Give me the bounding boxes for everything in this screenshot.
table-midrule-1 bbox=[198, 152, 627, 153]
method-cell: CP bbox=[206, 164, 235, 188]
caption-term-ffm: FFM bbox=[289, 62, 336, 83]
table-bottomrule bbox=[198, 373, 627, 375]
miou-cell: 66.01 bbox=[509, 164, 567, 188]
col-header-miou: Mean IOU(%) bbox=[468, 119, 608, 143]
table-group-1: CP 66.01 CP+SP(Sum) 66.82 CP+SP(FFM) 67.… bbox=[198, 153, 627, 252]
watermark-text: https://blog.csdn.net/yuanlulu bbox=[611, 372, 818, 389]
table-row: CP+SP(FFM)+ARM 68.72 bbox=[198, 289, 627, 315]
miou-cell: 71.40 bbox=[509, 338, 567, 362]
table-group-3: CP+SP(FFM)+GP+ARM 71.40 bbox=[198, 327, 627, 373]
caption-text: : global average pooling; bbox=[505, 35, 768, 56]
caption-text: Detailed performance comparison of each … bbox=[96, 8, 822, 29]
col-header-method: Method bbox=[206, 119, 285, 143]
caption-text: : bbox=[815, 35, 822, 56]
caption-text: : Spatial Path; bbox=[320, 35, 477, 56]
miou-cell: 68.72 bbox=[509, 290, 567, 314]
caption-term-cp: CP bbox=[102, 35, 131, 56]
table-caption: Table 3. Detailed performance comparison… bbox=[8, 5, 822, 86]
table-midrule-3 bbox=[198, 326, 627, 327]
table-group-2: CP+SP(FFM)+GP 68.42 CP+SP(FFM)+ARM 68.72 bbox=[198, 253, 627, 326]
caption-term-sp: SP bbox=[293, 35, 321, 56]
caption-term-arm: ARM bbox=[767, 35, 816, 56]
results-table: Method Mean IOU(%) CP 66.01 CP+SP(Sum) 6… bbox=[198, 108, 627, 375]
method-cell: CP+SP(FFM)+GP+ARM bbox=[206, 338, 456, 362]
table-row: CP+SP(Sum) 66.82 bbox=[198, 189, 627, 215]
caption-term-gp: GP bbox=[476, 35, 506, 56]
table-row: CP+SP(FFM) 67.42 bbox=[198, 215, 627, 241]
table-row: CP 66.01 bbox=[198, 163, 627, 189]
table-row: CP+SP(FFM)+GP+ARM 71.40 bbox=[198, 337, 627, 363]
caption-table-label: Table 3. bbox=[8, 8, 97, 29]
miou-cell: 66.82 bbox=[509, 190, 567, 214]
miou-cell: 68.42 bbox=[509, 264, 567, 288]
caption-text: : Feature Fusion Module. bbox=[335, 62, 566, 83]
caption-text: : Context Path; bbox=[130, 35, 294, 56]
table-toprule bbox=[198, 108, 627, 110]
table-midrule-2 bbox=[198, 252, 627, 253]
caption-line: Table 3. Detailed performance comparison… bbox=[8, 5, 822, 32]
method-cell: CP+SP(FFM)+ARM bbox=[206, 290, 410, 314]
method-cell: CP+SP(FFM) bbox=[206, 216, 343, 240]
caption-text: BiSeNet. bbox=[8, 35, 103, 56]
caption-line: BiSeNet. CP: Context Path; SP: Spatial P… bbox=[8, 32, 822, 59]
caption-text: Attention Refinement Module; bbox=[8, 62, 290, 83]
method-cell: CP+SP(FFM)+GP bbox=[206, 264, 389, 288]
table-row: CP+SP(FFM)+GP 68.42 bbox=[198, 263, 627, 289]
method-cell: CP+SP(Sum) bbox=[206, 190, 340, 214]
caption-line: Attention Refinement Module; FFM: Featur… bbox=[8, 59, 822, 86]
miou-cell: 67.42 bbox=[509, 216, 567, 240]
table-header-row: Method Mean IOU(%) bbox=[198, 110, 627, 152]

* _WHAT IS EXPECTED_:
Please copy out, word for word, the material from its first line up to and including the line that contains "caption-text: : bbox=[815, 35, 822, 56]", and nothing more.

* _ANSWER TO THIS PROBLEM_:
Give me the bounding boxes for everything in this screenshot.
table-midrule-1 bbox=[198, 152, 627, 153]
method-cell: CP bbox=[206, 164, 235, 188]
caption-term-ffm: FFM bbox=[289, 62, 336, 83]
table-bottomrule bbox=[198, 373, 627, 375]
miou-cell: 66.01 bbox=[509, 164, 567, 188]
col-header-miou: Mean IOU(%) bbox=[468, 119, 608, 143]
table-group-1: CP 66.01 CP+SP(Sum) 66.82 CP+SP(FFM) 67.… bbox=[198, 153, 627, 252]
watermark-text: https://blog.csdn.net/yuanlulu bbox=[611, 372, 818, 389]
table-row: CP+SP(FFM)+ARM 68.72 bbox=[198, 289, 627, 315]
miou-cell: 71.40 bbox=[509, 338, 567, 362]
table-group-3: CP+SP(FFM)+GP+ARM 71.40 bbox=[198, 327, 627, 373]
caption-text: : global average pooling; bbox=[505, 35, 768, 56]
caption-text: Detailed performance comparison of each … bbox=[96, 8, 822, 29]
col-header-method: Method bbox=[206, 119, 285, 143]
caption-text: : bbox=[815, 35, 822, 56]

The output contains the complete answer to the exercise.